Select every line containing the word "malesuada" from the material, and copy those lines.

_ _ _ _ _

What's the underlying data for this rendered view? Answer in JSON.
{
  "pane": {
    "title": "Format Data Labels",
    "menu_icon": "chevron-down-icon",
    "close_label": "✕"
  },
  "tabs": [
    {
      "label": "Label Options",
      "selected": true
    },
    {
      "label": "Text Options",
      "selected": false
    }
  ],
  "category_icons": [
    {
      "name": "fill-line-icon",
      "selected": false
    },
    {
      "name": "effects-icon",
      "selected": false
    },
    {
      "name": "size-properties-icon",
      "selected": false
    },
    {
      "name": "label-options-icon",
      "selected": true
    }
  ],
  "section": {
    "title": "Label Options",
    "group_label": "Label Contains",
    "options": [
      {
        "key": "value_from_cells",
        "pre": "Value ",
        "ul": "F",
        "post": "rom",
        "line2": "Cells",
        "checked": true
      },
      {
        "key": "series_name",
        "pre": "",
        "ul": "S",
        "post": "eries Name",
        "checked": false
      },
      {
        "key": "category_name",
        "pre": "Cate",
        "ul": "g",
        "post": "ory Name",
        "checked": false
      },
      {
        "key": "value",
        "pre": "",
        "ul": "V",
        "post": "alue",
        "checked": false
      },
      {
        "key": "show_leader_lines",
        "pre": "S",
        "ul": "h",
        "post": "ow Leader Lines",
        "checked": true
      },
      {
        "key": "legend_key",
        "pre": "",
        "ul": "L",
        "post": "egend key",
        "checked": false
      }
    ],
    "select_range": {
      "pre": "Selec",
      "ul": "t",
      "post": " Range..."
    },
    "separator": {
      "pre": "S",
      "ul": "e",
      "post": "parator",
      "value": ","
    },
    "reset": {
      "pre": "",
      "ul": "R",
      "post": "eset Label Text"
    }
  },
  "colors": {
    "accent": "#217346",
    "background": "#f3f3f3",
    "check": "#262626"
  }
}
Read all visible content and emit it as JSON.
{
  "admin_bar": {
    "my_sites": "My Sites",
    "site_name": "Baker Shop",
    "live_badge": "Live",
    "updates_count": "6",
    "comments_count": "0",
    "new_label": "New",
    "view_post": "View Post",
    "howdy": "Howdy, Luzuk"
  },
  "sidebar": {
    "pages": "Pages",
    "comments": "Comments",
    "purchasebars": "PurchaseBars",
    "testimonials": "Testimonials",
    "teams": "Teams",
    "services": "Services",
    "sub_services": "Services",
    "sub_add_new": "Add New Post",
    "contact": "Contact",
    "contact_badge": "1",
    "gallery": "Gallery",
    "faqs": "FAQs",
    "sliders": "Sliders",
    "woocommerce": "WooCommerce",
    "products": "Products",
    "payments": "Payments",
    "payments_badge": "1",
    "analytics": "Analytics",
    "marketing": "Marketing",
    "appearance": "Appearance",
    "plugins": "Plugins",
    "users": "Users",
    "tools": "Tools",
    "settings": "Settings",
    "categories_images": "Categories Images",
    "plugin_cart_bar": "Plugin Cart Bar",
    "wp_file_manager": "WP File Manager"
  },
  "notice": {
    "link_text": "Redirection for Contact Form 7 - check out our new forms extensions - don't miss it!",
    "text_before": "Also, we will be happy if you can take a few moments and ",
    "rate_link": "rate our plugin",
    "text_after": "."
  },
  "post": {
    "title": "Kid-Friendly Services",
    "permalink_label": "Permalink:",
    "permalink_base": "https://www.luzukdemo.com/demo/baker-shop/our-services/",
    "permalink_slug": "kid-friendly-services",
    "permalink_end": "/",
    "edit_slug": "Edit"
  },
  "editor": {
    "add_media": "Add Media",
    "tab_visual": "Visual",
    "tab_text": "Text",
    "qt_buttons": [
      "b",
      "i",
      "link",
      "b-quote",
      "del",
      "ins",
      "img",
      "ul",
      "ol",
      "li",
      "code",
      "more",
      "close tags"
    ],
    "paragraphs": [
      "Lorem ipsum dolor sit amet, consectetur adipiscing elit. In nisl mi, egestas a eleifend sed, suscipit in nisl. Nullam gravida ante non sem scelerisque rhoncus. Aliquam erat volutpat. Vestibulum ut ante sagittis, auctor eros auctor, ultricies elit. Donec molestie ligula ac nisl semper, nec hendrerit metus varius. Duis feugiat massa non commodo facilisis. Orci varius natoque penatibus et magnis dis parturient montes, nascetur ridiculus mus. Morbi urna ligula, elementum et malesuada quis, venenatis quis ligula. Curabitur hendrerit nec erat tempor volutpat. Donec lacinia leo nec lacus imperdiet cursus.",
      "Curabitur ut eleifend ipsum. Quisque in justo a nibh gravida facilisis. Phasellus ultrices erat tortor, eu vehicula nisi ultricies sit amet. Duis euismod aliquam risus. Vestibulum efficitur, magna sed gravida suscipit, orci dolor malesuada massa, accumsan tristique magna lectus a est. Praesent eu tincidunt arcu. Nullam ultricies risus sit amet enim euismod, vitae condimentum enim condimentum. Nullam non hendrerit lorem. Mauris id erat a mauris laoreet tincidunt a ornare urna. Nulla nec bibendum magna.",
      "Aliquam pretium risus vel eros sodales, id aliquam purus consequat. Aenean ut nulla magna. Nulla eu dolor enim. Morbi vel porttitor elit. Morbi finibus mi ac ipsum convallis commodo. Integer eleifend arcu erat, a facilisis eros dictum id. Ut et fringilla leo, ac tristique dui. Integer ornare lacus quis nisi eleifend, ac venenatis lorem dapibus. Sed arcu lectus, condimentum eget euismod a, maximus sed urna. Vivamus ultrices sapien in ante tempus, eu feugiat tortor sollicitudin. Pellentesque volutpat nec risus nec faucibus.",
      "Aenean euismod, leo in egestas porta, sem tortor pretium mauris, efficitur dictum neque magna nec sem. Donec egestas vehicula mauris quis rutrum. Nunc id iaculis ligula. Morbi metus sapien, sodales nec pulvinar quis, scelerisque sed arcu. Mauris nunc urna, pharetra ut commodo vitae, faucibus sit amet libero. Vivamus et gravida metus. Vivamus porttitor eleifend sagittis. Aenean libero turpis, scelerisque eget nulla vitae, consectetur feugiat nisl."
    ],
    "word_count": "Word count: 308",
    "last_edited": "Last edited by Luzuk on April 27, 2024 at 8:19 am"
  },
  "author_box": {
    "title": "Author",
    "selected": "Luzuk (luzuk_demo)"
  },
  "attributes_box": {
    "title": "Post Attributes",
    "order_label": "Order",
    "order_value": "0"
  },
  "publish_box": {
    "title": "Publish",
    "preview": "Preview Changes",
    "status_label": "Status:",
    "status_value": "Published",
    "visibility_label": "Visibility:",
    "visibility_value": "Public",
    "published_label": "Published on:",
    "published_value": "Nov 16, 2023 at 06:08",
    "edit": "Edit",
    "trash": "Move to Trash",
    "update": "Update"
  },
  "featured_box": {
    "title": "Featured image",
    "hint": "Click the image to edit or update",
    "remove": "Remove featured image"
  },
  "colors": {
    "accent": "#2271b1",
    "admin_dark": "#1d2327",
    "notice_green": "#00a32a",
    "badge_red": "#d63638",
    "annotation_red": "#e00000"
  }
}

_ _ _ _ _

Problem solution:
      "Lorem ipsum dolor sit amet, consectetur adipiscing elit. In nisl mi, egestas a eleifend sed, suscipit in nisl. Nullam gravida ante non sem scelerisque rhoncus. Aliquam erat volutpat. Vestibulum ut ante sagittis, auctor eros auctor, ultricies elit. Donec molestie ligula ac nisl semper, nec hendrerit metus varius. Duis feugiat massa non commodo facilisis. Orci varius natoque penatibus et magnis dis parturient montes, nascetur ridiculus mus. Morbi urna ligula, elementum et malesuada quis, venenatis quis ligula. Curabitur hendrerit nec erat tempor volutpat. Donec lacinia leo nec lacus imperdiet cursus.",
      "Curabitur ut eleifend ipsum. Quisque in justo a nibh gravida facilisis. Phasellus ultrices erat tortor, eu vehicula nisi ultricies sit amet. Duis euismod aliquam risus. Vestibulum efficitur, magna sed gravida suscipit, orci dolor malesuada massa, accumsan tristique magna lectus a est. Praesent eu tincidunt arcu. Nullam ultricies risus sit amet enim euismod, vitae condimentum enim condimentum. Nullam non hendrerit lorem. Mauris id erat a mauris laoreet tincidunt a ornare urna. Nulla nec bibendum magna.",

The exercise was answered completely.